[Extracted records]
---+---

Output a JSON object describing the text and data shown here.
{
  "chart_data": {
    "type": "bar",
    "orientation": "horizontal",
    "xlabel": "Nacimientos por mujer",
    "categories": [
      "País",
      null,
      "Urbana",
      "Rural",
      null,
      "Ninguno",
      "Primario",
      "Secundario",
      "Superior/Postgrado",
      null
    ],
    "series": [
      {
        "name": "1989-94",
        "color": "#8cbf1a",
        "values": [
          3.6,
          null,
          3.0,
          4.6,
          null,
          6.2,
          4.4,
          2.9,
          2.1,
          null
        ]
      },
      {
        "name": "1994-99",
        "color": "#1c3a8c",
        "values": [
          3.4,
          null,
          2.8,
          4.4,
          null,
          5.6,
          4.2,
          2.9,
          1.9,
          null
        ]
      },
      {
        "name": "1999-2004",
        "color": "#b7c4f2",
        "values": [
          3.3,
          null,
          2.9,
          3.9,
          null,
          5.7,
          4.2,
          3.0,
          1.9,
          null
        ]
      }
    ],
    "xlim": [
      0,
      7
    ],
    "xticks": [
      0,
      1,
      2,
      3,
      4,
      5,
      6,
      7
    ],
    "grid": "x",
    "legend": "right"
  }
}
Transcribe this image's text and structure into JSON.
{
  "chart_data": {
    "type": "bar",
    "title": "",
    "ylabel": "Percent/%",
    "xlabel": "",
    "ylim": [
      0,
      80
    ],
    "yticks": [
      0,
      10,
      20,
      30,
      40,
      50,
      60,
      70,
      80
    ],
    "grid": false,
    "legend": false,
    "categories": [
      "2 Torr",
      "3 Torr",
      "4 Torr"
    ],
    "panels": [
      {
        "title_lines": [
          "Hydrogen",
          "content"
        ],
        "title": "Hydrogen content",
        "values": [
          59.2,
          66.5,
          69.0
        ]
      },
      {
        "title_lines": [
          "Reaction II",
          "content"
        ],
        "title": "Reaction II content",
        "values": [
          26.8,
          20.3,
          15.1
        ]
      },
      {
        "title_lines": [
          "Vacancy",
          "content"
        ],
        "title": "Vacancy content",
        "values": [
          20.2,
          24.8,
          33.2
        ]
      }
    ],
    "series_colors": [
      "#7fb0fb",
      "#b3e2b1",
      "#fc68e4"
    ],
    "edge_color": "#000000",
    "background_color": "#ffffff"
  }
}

---+---

TASK GOAL: For the listing above, identify each line bearing "Reaction".

SOLUTION TO THE EXERCISE:
          "Reaction II",
        "title": "Reaction II content",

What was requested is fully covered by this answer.